** BEGIN Given records **

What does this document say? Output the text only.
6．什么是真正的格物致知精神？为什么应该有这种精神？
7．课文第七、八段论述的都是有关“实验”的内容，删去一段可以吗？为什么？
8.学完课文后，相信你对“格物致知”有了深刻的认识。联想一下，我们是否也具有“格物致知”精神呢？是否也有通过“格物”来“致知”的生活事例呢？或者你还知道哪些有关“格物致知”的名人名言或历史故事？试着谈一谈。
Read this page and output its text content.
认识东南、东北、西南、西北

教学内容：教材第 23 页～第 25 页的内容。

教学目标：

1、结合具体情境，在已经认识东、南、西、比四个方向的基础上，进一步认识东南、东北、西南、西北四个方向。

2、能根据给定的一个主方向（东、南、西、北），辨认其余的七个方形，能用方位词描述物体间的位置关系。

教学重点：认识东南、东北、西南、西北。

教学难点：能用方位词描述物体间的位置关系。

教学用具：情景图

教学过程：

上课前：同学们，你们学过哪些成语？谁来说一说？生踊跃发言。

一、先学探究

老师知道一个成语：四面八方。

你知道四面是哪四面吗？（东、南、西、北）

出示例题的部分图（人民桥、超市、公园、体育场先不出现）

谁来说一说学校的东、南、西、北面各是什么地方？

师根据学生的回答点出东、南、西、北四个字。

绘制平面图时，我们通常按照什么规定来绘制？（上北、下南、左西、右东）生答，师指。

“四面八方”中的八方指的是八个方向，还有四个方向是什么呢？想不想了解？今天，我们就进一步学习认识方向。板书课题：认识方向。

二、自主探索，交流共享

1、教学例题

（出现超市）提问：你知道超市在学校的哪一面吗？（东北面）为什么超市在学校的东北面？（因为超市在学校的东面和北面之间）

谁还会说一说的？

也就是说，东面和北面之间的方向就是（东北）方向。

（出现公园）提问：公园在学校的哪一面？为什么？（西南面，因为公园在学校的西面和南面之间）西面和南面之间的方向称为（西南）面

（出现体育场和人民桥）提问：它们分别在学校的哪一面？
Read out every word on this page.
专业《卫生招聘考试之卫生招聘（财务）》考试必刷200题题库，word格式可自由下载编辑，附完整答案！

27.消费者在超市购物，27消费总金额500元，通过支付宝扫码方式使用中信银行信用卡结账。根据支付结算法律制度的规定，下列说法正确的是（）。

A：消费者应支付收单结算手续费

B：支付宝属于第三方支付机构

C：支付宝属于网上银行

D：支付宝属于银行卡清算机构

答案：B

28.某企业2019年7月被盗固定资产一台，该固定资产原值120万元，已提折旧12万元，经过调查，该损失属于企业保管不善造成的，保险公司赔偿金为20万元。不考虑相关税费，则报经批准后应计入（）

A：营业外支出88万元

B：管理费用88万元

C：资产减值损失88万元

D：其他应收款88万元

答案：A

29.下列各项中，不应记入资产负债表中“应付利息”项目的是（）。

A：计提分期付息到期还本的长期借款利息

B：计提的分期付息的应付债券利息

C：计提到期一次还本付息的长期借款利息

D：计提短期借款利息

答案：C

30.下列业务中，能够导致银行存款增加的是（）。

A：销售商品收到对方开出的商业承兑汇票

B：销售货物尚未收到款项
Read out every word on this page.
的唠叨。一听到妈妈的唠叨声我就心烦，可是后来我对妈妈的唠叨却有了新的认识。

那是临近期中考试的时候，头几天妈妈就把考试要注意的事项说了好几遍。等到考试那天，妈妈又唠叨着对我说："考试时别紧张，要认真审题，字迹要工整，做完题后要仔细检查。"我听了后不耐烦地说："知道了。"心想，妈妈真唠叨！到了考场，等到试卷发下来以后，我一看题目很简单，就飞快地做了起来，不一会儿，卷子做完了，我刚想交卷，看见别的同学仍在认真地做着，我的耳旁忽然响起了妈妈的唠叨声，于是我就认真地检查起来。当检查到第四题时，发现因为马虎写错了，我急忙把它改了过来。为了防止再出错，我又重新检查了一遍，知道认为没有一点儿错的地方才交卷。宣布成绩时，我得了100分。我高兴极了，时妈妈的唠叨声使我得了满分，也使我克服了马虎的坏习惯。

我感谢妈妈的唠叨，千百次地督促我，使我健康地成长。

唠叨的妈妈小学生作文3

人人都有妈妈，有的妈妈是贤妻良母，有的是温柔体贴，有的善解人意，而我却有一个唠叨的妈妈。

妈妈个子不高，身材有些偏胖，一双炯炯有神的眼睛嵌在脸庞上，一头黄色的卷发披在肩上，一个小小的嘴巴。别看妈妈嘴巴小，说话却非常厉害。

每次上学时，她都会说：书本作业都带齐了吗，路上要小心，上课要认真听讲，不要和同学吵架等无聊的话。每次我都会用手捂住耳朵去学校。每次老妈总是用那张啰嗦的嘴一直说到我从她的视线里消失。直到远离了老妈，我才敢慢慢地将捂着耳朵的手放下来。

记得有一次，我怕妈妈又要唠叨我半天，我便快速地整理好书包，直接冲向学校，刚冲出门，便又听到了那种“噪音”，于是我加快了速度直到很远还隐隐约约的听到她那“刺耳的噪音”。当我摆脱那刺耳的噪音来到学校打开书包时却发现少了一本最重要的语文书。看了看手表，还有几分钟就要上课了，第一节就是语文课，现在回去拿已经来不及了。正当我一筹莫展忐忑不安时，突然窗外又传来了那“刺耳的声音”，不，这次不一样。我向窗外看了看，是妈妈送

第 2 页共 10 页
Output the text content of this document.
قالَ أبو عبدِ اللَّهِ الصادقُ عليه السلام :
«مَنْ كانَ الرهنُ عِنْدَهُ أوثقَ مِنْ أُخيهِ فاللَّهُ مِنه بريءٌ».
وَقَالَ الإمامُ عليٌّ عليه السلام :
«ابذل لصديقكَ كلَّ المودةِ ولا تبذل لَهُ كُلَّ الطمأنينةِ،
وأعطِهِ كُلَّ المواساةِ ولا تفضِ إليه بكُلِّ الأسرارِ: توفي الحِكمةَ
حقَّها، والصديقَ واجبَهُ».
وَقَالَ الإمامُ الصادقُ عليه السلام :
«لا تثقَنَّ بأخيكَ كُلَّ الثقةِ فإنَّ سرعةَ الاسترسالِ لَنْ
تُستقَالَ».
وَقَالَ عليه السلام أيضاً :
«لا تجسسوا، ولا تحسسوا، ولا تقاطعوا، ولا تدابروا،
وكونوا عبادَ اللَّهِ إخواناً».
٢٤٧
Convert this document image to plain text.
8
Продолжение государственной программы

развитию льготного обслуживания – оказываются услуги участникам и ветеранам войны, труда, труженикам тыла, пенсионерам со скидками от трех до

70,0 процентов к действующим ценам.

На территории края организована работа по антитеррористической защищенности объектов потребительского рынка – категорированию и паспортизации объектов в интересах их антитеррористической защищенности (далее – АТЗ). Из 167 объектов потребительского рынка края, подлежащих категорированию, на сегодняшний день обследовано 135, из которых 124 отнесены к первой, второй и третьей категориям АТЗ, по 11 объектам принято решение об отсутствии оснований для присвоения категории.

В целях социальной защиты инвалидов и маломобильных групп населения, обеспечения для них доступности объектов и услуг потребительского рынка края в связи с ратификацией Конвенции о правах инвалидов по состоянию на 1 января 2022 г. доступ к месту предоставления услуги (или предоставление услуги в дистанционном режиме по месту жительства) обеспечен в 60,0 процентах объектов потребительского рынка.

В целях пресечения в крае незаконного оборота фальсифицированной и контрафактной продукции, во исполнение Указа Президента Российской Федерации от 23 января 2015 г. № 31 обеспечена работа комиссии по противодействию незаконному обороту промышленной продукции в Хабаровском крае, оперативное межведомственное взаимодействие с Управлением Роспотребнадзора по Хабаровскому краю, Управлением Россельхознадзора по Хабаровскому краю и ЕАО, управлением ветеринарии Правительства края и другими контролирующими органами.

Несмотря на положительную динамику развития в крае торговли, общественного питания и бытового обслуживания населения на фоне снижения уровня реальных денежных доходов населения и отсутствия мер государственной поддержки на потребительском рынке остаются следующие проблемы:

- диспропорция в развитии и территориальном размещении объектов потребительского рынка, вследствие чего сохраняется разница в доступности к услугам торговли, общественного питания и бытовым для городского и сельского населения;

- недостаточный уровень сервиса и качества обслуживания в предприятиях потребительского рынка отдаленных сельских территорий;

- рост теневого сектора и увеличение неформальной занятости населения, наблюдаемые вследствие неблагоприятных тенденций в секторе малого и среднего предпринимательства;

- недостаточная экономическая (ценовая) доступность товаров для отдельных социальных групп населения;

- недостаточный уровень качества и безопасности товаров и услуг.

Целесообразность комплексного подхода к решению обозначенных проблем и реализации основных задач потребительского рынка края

** END Given records **

= Task goal =
Copy out every line from the material above in which the word "государственной" appears.

= Correct output =
Продолжение государственной программы
Несмотря на положительную динамику развития в крае торговли, общественного питания и бытового обслуживания населения на фоне снижения уровня реальных денежных доходов населения и отсутствия мер государственной поддержки на потребительском рынке остаются следующие проблемы:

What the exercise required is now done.